SHORT PROBLEM
Each of the entries should be retyped precisely as it appears.

------------------------------------------------

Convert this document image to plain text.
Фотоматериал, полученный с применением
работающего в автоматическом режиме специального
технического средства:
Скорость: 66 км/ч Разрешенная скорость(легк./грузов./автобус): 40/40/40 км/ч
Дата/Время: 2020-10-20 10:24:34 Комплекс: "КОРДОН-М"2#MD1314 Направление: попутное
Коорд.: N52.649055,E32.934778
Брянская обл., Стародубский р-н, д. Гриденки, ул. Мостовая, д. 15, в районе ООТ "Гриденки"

------------------------------------------------

COMPLETE ANSWER
Convert this document image to plain text.
Фотоматериал, полученный с применением
работающего в автоматическом режиме специального
технического средства:
Скорость: 66 км/ч Разрешенная скорость(легк./грузов./автобус): 40/40/40 км/ч
Дата/Время: 2020-10-20 10:24:34 Комплекс: "КОРДОН-М"2#MD1314 Направление: попутное
Коорд.: N52.649055,E32.934778
Брянская обл., Стародубский р-н, д. Гриденки, ул. Мостовая, д. 15, в районе ООТ "Гриденки"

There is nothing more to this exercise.